**TASK DETAILS**
Copy out each line of the material in which the word "根据题意" appears.
===== MATERIAL SHOWN
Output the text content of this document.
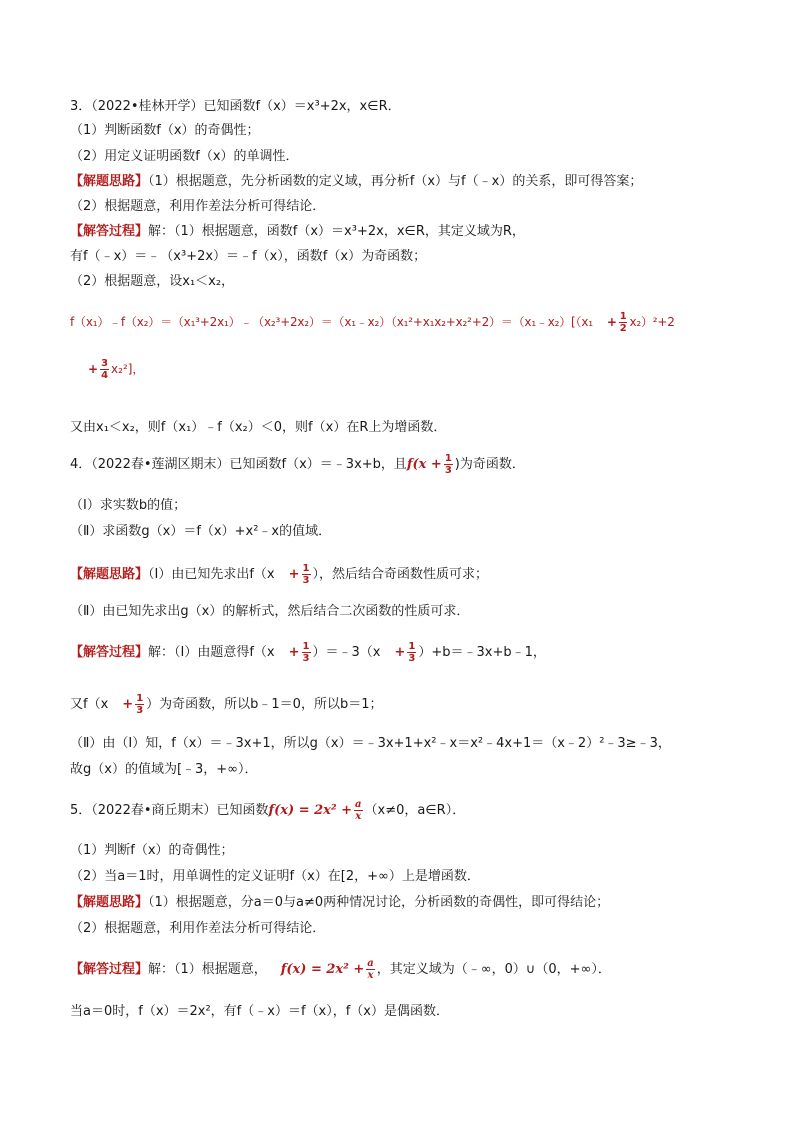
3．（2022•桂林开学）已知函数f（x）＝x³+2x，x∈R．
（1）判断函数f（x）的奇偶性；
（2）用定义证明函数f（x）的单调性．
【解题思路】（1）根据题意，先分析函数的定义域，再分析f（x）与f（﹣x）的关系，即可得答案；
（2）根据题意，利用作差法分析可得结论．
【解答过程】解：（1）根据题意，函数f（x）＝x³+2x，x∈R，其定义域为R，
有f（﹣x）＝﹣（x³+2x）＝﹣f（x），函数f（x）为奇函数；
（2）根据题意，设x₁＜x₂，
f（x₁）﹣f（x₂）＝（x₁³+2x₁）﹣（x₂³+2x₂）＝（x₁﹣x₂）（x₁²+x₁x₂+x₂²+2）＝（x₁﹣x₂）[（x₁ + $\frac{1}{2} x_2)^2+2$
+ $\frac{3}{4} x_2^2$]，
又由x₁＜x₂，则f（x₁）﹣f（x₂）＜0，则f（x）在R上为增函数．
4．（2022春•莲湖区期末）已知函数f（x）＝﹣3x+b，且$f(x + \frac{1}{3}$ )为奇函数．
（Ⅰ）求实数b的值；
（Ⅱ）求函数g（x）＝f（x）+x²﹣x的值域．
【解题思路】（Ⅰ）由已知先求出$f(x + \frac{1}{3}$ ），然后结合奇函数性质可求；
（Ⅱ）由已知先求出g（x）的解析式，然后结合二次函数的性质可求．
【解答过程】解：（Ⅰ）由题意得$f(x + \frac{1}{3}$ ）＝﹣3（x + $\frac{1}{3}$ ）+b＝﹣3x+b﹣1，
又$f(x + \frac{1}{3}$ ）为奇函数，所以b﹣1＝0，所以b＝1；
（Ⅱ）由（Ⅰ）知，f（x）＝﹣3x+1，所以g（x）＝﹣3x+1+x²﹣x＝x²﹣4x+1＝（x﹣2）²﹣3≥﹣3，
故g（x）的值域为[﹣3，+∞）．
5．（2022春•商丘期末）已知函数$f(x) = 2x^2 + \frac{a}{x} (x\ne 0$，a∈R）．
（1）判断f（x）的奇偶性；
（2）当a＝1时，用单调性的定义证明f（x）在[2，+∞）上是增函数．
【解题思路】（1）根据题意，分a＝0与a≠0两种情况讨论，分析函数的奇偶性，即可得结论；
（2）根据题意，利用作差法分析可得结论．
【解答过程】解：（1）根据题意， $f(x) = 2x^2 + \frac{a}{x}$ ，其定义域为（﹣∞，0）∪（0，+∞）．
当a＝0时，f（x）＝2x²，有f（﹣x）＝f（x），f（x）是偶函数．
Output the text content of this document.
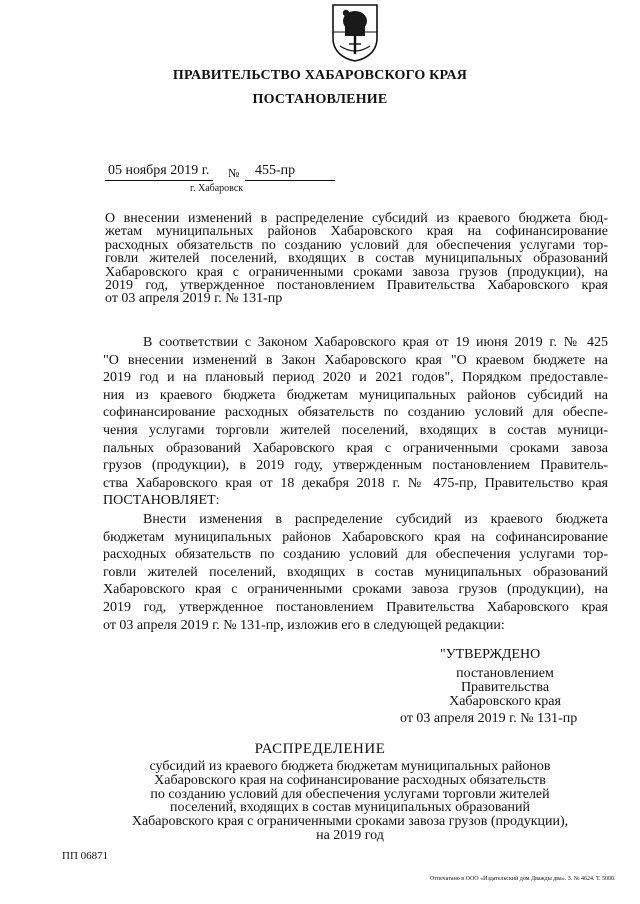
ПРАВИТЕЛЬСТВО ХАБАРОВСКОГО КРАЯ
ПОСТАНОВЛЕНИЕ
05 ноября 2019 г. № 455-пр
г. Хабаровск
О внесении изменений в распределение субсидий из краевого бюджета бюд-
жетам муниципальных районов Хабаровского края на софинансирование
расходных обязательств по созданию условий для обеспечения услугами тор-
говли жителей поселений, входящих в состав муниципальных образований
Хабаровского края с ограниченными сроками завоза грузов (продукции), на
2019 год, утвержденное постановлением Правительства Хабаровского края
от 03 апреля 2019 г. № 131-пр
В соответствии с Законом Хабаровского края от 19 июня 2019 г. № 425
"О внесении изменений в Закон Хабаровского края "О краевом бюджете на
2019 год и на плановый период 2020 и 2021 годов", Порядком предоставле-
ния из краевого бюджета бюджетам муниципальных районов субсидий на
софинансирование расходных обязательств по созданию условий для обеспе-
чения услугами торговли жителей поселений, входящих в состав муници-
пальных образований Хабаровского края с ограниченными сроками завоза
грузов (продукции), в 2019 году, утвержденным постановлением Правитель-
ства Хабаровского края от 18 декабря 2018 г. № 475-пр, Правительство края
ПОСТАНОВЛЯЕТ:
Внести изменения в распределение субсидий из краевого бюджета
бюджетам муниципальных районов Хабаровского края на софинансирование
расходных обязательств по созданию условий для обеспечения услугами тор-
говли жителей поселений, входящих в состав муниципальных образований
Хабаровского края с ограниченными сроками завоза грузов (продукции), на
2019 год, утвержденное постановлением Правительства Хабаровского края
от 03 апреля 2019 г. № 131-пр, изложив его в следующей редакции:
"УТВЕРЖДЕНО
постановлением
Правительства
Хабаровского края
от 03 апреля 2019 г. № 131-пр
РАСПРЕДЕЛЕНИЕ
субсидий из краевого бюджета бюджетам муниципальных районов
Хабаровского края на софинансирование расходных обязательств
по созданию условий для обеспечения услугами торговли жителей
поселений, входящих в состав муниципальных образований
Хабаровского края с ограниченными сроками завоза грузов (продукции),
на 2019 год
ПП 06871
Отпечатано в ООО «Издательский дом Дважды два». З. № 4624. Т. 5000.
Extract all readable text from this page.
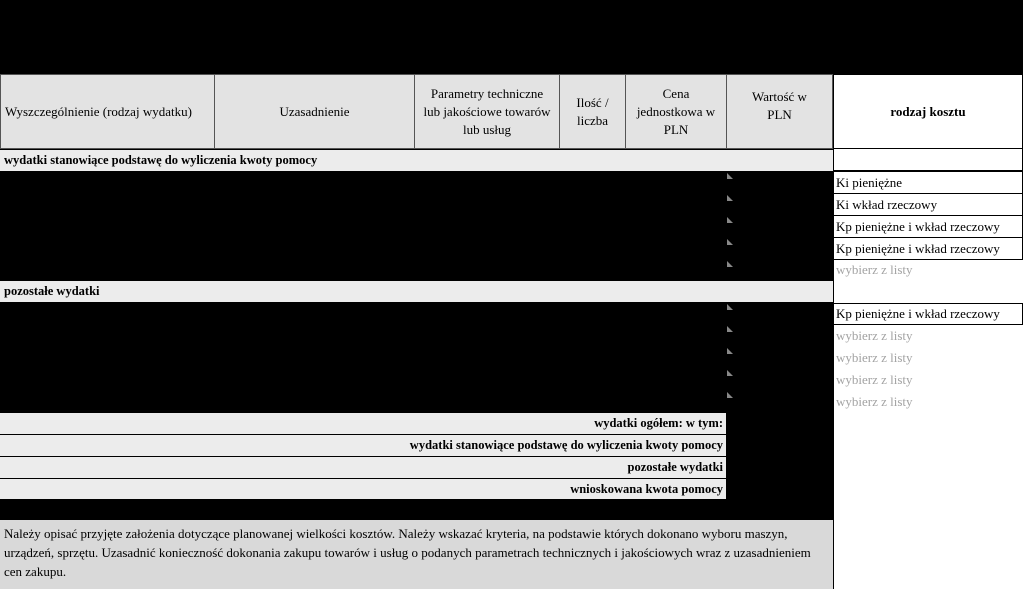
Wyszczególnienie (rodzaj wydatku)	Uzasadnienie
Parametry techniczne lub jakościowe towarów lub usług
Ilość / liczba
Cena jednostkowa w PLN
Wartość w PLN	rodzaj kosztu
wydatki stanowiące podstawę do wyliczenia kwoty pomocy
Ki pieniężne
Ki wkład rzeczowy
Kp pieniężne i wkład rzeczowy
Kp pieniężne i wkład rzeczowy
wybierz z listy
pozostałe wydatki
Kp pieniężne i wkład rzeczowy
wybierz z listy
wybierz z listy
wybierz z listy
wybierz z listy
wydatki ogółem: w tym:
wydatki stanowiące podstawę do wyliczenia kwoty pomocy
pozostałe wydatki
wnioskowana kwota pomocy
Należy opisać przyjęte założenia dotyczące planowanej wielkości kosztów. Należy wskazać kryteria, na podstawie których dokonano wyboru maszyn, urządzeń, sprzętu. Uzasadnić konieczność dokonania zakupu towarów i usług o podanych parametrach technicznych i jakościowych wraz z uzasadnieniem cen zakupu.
==========
===== MATERIAL SHOWN
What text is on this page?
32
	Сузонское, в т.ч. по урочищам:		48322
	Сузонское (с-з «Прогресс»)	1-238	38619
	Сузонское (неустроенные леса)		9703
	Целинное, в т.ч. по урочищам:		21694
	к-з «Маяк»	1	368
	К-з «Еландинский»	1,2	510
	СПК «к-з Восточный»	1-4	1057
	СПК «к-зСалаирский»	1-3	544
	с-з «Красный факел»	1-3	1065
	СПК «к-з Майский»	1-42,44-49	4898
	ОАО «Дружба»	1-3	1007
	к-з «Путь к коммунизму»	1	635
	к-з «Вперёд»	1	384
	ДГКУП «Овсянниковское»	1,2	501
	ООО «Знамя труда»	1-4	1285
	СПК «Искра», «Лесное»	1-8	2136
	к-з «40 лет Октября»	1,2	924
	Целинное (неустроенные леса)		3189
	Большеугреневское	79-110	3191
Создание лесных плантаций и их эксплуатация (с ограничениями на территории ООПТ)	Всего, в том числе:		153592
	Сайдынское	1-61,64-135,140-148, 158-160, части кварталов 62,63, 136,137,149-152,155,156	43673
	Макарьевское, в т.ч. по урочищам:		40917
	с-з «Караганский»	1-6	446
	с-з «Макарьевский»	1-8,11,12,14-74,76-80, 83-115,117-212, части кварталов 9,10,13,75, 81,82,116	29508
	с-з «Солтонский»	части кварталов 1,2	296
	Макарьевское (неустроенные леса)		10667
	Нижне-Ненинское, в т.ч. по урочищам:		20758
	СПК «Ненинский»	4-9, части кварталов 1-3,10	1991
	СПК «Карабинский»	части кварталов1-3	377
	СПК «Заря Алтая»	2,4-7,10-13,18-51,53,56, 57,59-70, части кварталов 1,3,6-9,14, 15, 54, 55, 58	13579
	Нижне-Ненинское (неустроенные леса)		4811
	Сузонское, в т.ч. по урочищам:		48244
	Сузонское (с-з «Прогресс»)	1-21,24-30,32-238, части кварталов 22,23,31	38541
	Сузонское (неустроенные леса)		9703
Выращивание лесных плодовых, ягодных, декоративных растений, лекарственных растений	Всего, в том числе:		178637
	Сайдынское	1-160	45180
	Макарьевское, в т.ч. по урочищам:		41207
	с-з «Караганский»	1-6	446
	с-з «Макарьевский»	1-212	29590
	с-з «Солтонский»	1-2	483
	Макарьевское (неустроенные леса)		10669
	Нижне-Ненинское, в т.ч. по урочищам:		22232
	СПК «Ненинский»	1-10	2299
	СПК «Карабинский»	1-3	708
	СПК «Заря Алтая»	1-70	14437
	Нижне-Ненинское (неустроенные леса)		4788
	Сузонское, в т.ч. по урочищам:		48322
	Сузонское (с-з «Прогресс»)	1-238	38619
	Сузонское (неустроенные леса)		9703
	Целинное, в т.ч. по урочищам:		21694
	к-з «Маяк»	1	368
==========
===== MATERIAL SHOWN
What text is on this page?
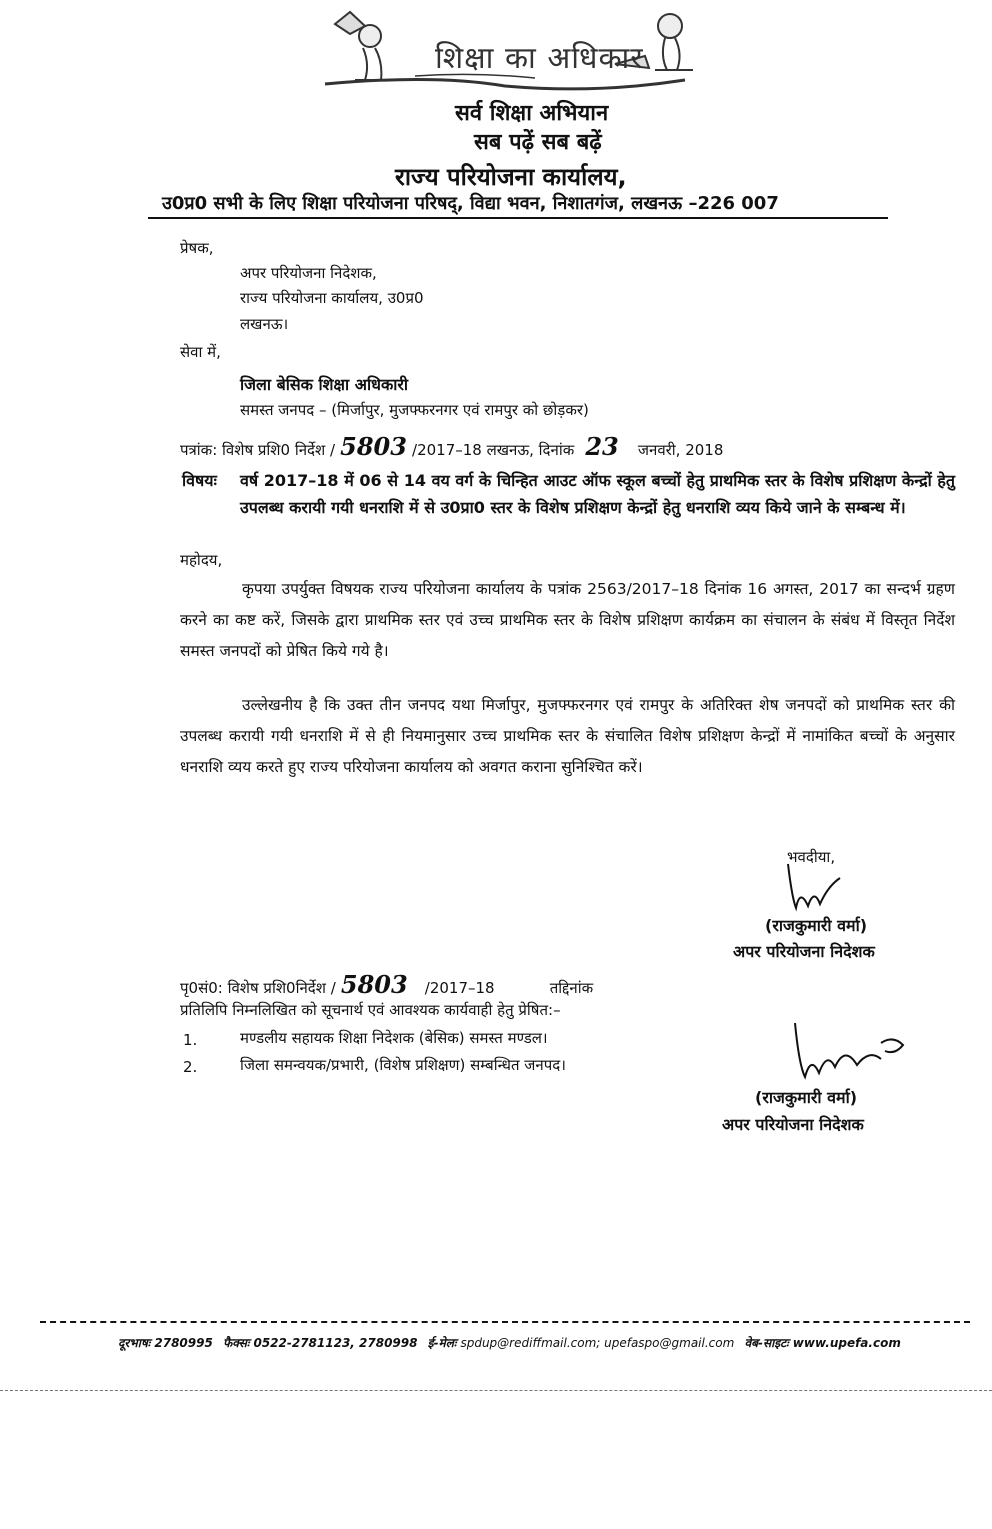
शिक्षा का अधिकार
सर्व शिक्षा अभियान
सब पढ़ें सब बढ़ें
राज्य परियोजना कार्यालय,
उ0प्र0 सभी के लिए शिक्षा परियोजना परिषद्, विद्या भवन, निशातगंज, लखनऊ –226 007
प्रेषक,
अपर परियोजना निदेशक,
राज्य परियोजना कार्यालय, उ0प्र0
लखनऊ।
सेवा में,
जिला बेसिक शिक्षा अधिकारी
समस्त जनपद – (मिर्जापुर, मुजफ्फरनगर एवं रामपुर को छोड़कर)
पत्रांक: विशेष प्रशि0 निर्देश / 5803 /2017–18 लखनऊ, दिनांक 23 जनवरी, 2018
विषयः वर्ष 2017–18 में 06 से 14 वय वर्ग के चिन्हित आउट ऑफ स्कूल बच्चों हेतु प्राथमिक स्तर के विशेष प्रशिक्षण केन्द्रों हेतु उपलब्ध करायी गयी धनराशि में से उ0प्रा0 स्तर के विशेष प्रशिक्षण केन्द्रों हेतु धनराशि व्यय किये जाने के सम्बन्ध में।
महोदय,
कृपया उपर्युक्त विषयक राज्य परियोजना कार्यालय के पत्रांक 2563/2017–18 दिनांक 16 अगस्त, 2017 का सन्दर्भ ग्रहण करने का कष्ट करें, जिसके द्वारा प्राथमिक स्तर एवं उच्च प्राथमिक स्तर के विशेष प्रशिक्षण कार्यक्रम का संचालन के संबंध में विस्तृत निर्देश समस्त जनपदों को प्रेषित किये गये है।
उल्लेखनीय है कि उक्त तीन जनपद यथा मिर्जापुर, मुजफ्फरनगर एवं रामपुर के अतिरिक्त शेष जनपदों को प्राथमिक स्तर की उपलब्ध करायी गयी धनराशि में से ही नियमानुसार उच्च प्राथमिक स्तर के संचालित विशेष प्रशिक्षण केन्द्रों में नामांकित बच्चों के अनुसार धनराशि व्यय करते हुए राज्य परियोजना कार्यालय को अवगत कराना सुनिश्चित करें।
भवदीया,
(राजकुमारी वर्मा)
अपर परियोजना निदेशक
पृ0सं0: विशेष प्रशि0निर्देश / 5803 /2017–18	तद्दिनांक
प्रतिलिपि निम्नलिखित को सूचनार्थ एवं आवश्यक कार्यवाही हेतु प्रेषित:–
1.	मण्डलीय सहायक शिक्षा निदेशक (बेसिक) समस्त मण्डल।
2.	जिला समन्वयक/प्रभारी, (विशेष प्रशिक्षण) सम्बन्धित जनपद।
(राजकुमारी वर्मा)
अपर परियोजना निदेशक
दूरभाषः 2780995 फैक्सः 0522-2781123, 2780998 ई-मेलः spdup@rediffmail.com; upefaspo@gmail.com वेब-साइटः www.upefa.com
==========
**THE COMPLETED TASK**
【解题思路】（1）根据题意，先分析函数的定义域，再分析f（x）与f（﹣x）的关系，即可得答案；
（2）根据题意，利用作差法分析可得结论．
【解答过程】解：（1）根据题意，函数f（x）＝x³+2x，x∈R，其定义域为R，
（2）根据题意，设x₁＜x₂，
【解题思路】（1）根据题意，分a＝0与a≠0两种情况讨论，分析函数的奇偶性，即可得结论；
（2）根据题意，利用作差法分析可得结论．
【解答过程】解：（1）根据题意， $f(x) = 2x^2 + \frac{a}{x}$ ，其定义域为（﹣∞，0）∪（0，+∞）．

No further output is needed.